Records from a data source
>>>

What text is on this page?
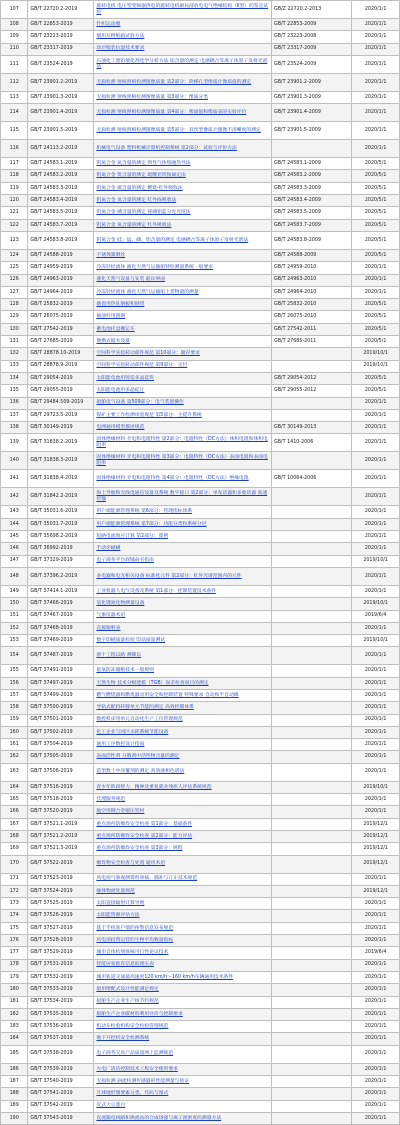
107	GB/T 22720.2-2019	旋转电机 电压型变频器供电的旋转电机耐局部放电电气绝缘结构（Ⅱ型）的鉴定试验	GB/Z 22720.2-2013	2020/1/1
108	GB/T 22853-2019	针织运动服	GB/T 22853-2009	2020/1/1
109	GB/T 23223-2019	烟用瓦楞纸箱试验方法	GB/T 23223-2008	2020/1/1
110	GB/T 23317-2019	涂层服装抗湿技术要求	GB/T 23317-2009	2020/1/1
111	GB/T 23524-2019	石油化工废铂催化剂化学分析方法 铂含量的测定 电感耦合等离子体原子发射光谱法	GB/T 23524-2009	2020/1/1
112	GB/T 23901.2-2019	无损检测 射线照相检测图像质量 第2部分：阶梯孔型像质计像质值的测定	GB/T 23901.2-2009	2020/1/1
113	GB/T 23901.3-2019	无损检测 射线照相检测图像质量 第3部分：像质分类	GB/T 23901.3-2009	2020/1/1
114	GB/T 23901.4-2019	无损检测 射线照相检测图像质量 第4部分：像质值和像质表的实验评价	GB/T 23901.4-2009	2020/1/1
115	GB/T 23901.5-2019	无损检测 射线照相检测图像质量 第5部分：双丝型像质计图像不清晰度的测定	GB/T 23901.5-2009	2020/1/1
116	GB/T 24113.2-2019	机械电气设备 塑料机械计算机控制系统 第2部分：试验与评价方法		2020/1/1
117	GB/T 24583.1-2019	钒氮合金 氮含量的测定 惰性气体熔融热导法	GB/T 24583.1-2009	2020/5/1
118	GB/T 24583.2-2019	钒氮合金 钒含量的测定 硫酸亚铁铵滴定法	GB/T 24583.2-2009	2020/5/1
119	GB/T 24583.3-2019	钒氮合金 碳含量的测定 燃烧-红外吸收法	GB/T 24583.3-2009	2020/5/1
120	GB/T 24583.4-2019	钒氮合金 氧含量的测定 红外线吸收法	GB/T 24583.4-2009	2020/5/1
121	GB/T 24583.5-2019	钒氮合金 磷含量的测定 铋磷钼蓝分光光度法	GB/T 24583.5-2009	2020/5/1
122	GB/T 24583.7-2019	钒氮合金 氧含量的测定 红外吸收法	GB/T 24583.7-2009	2020/5/1
123	GB/T 24583.8-2019	钒氮合金 硅、锰、磷、铝含量的测定 电感耦合等离子体原子发射光谱法	GB/T 24583.8-2009	2020/5/1
124	GB/T 24588-2019	不锈弹簧钢丝	GB/T 24588-2009	2020/5/1
125	GB/T 24959-2019	冷冻轻烃流体 液化天然气运输船特检测量系统一般要求	GB/T 24959-2010	2020/1/1
126	GB/T 24963-2019	液化天然气设备与安装 船岸界面	GB/T 24963-2010	2020/1/1
127	GB/T 24964-2019	冷冻轻烃流体 液化天然气运输船上货物量的测量	GB/T 24964-2010	2020/1/1
128	GB/T 25832-2019	搪瓷用热轧钢板和钢带	GB/T 25832-2010	2020/5/1
129	GB/T 26075-2019	抽油杆用圆钢	GB/T 26075-2010	2020/5/1
130	GB/T 27542-2019	蓄电池托盘搬运车	GB/T 27542-2011	2020/5/1
131	GB/T 27685-2019	便携式锯木设备	GB/T 27685-2011	2020/5/1
132	GB/T 28878.10-2019	空间科学实验转动部件规范 第10部分：储存要求		2019/10/1
133	GB/T 28878.9-2019	空间科学实验转动部件规范 第9部分：交付		2019/10/1
134	GB/T 29054-2019	太阳能电池用铸造多晶硅块	GB/T 29054-2012	2020/5/1
135	GB/T 29055-2019	太阳能电池用多晶硅片	GB/T 29055-2012	2020/5/1
136	GB/T 29484.509-2019	船舶电气设备 第509部分：电气装置操作		2020/1/1
137	GB/T 29723.5-2019	煤矿主要工作检测审验规范 第5部分：主提升系统		2020/1/1
138	GB/T 30149-2019	电网通用模型描述规范	GB/T 30149-2013	2020/1/1
139	GB/T 31838.2-2019	固体绝缘材料 介电和电阻特性 第2部分：电阻特性（DC方法）体积电阻和体积电阻率	GB/T 1410-2006	2020/1/1
140	GB/T 31838.3-2019	固体绝缘材料 介电和电阻特性 第3部分：电阻特性（DC方法）表面电阻和表面电阻率		2020/1/1
141	GB/T 31838.4-2019	固体绝缘材料 介电和电阻特性 第4部分：电阻特性（DC方法）绝缘电阻	GB/T 10064-2006	2020/1/1
142	GB/T 31842.2-2019	海上导航和无线电通信设备及系统 数字接口 第2部分：单发话器和多收话器 高速传输		2020/1/1
143	GB/T 35031.6-2019	用户端能源管理系统 第6部分：管理指标体系		2020/1/1
144	GB/T 35031.7-2019	用户端能源管理系统 第7部分：功能分类和系统分层		2020/1/1
145	GB/T 35698.2-2019	短路电流效应计算 第2部分：算例		2020/1/1
146	GB/T 36992-2019	手动牙刷刷		2020/1/1
147	GB/T 37329-2019	电子商务平台商铺命名指南		2019/10/1
148	GB/T 37396.2-2019	多电器和电光相关设备 标准化元件 第2部分：红外光谱范围内的元件		2020/1/1
149	GB/T 37414.1-2019	工业机器人电气设备及系统 第1部分：控制装置技术条件		2020/1/1
150	GB/T 37466-2019	氢化锂氮化物测量设备		2019/10/1
151	GB/T 37467-2019	气象仪器术语		2019/6/4
152	GB/T 37468-2019	直接辐射表		2020/1/1
153	GB/T 37469-2019	数字印刷质量检验 印品质量测试		2019/10/1
154	GB/T 37487-2019	浙十工程以路 测制以		2020/1/1
155	GB/T 37491-2019	低氧防冻储粮技术一般规则		2020/1/1
156	GB/T 37497-2019	天然生物 技术分级建模（TGB）误差检查项目的测定		2020/1/1
157	GB/T 37499-2019	燃气燃烧器和燃烧器具用安全和控制装置 特殊要求 自动和半自动阀		2020/1/1
158	GB/T 37500-2019	导轨式配料转移单元节能的测定 高效控制体系		2020/1/1
159	GB/T 37501-2019	数控机床用单元自动化生产工位管理规范		2020/1/1
160	GB/T 37502-2019	化工企业与园区水耗系统节能设备		2020/1/1
161	GB/T 37504-2019	通用工序数控设计指南		2020/1/1
162	GB/T 37505-2019	表面活性剂 分散剂中活性物含量的测定		2020/1/1
163	GB/T 37506-2019	造型数土中涂覆剂的测定 高效液相色谱法		2020/1/1
164	GB/T 37516-2019	青少年阶段智力、精神及重复就业残疾人评估系统规范		2019/10/1
165	GB/T 37518-2019	代理服务规范		2020/1/1
166	GB/T 37520-2019	航空用钢合金锻压型材		2020/1/1
167	GB/T 37521.1-2019	重点场所防爆炸安全检查 第1部分：基础条件		2019/12/1
168	GB/T 37521.2-2019	重点场所防爆炸安全检查 第2部分：能力评估		2019/12/1
169	GB/T 37521.3-2019	重点场所防爆炸安全检查 第3部分：规程		2019/12/1
170	GB/T 37522-2019	爆炸物安全检查与处置 通用术语		2019/12/1
171	GB/T 37523-2019	风电场气象观测资料审核、插补与订正技术规范		2020/1/1
172	GB/T 37524-2019	缘体物流处置规范		2019/12/1
173	GB/T 37525-2019	太阳直接辐射计算导则		2020/1/1
174	GB/T 37526-2019	太阳能资源评估方法		2020/1/1
175	GB/T 37527-2019	基于手机客户端的预警信息发布规范		2020/1/1
176	GB/T 37528-2019	风电场投资运营的生物平均数量指标		2020/1/1
177	GB/T 37529-2019	城市自体检刻体味可行性论证技术		2019/6/4
178	GB/T 37531-2019	智能居家推荐信息的现实表		2020/1/1
179	GB/T 37532-2019	城市轨道交通最高速度120 km/h～160 km/h车辆通用技术条件		2020/1/1
180	GB/T 37533-2019	船用增配式设计性能满足规定		2020/1/1
181	GB/T 37534-2019	船舶生产企业生产线节约规范		2020/1/1
182	GB/T 37535-2019	船舶生产企业碳材料利用评价与控制要求		2020/1/1
183	GB/T 37536-2019	机动车检验机构安全检验管理规范		2020/1/1
184	GB/T 37537-2019	地下开挖机安全检测系统		2020/1/1
185	GB/T 37538-2019	电子商务交易产品质量网上监测规范		2020/1/1
186	GB/T 37539-2019	火电厂清洁控制技术工程安全使用要求		2020/1/1
187	GB/T 37540-2019	无损检测 涡流检测传感器的性能测量与验证		2020/1/1
188	GB/T 37541-2019	月球地形图要素分类、代码与图式		2020/1/1
189	GB/T 37542-2019	反式大豆蛋白		2020/1/1
190	GB/T 37543-2019	直流输电线路和换流站的合成场强与离子流密度的测量方法		2020/1/1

<<<

> _REQUEST_
Find and copy every line in the entries above where the string "电阻特性" occurs.

> _EXERCISE RESULT_
139	GB/T 31838.2-2019	固体绝缘材料 介电和电阻特性 第2部分：电阻特性（DC方法）体积电阻和体积电阻率	GB/T 1410-2006	2020/1/1
140	GB/T 31838.3-2019	固体绝缘材料 介电和电阻特性 第3部分：电阻特性（DC方法）表面电阻和表面电阻率		2020/1/1
141	GB/T 31838.4-2019	固体绝缘材料 介电和电阻特性 第4部分：电阻特性（DC方法）绝缘电阻	GB/T 10064-2006	2020/1/1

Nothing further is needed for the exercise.